Begin

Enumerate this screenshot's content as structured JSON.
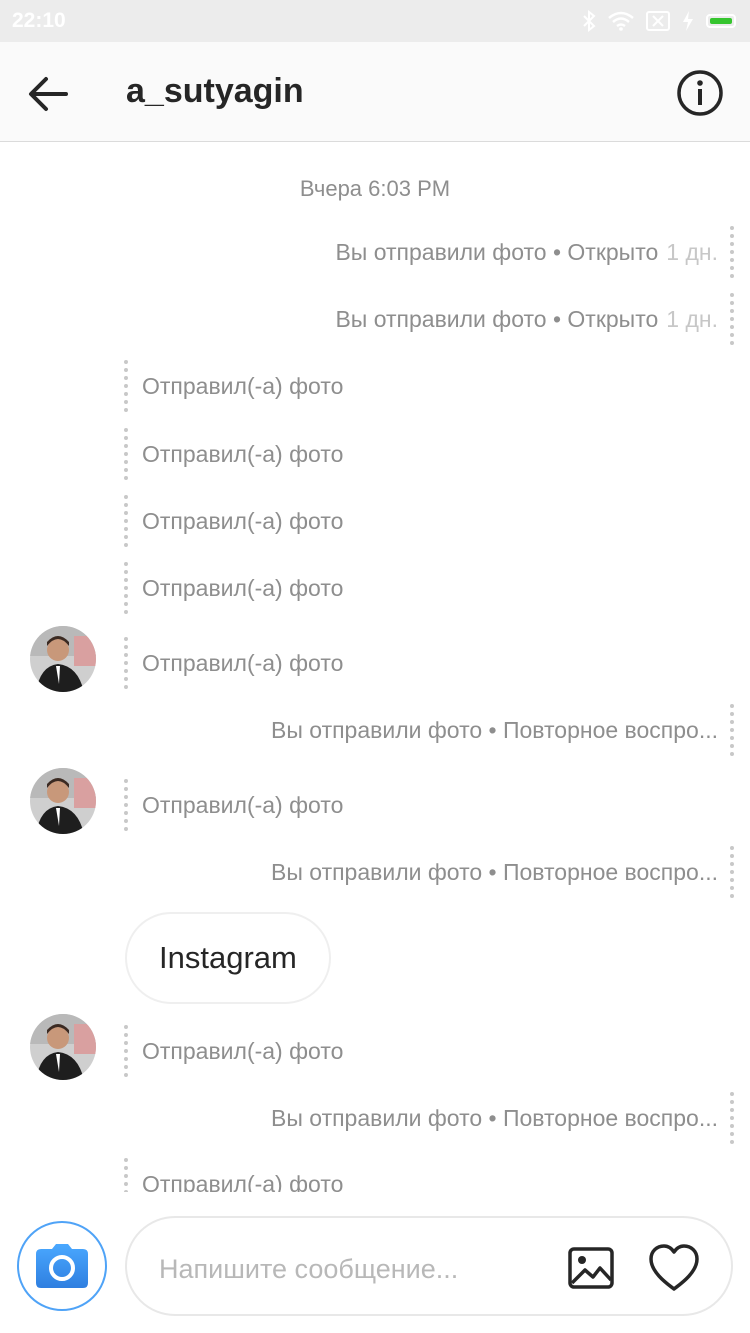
{
  "status_bar": {
    "time": "22:10",
    "battery_color": "#36c52f"
  },
  "header": {
    "username": "a_sutyagin",
    "back_icon": "back-arrow-icon",
    "info_icon": "info-icon"
  },
  "thread": {
    "timestamp": "Вчера 6:03 PM",
    "messages": [
      {
        "dir": "out",
        "text": "Вы отправили фото • Открыто",
        "age": "1 дн."
      },
      {
        "dir": "out",
        "text": "Вы отправили фото • Открыто",
        "age": "1 дн."
      },
      {
        "dir": "in",
        "text": "Отправил(-а) фото"
      },
      {
        "dir": "in",
        "text": "Отправил(-а) фото"
      },
      {
        "dir": "in",
        "text": "Отправил(-а) фото"
      },
      {
        "dir": "in",
        "text": "Отправил(-а) фото"
      },
      {
        "dir": "in",
        "text": "Отправил(-а) фото",
        "avatar": true
      },
      {
        "dir": "out",
        "text": "Вы отправили фото • Повторное воспро..."
      },
      {
        "dir": "in",
        "text": "Отправил(-а) фото",
        "avatar": true
      },
      {
        "dir": "out",
        "text": "Вы отправили фото • Повторное воспро..."
      },
      {
        "dir": "in",
        "text": "Отправил(-а) фото",
        "avatar": true
      },
      {
        "dir": "out",
        "text": "Вы отправили фото • Повторное воспро..."
      },
      {
        "dir": "in",
        "text": "Отправил(-а) фото"
      }
    ],
    "bubble_text": "Instagram"
  },
  "composer": {
    "placeholder": "Напишите сообщение...",
    "camera_icon": "camera-icon",
    "gallery_icon": "gallery-icon",
    "heart_icon": "heart-icon",
    "accent": "#3897f0"
  }
}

End

> **Exercise requirements**
From the records above, pull out each line that has "icon".

> **Written response**
    "back_icon": "back-arrow-icon",
    "info_icon": "info-icon"
    "camera_icon": "camera-icon",
    "gallery_icon": "gallery-icon",
    "heart_icon": "heart-icon",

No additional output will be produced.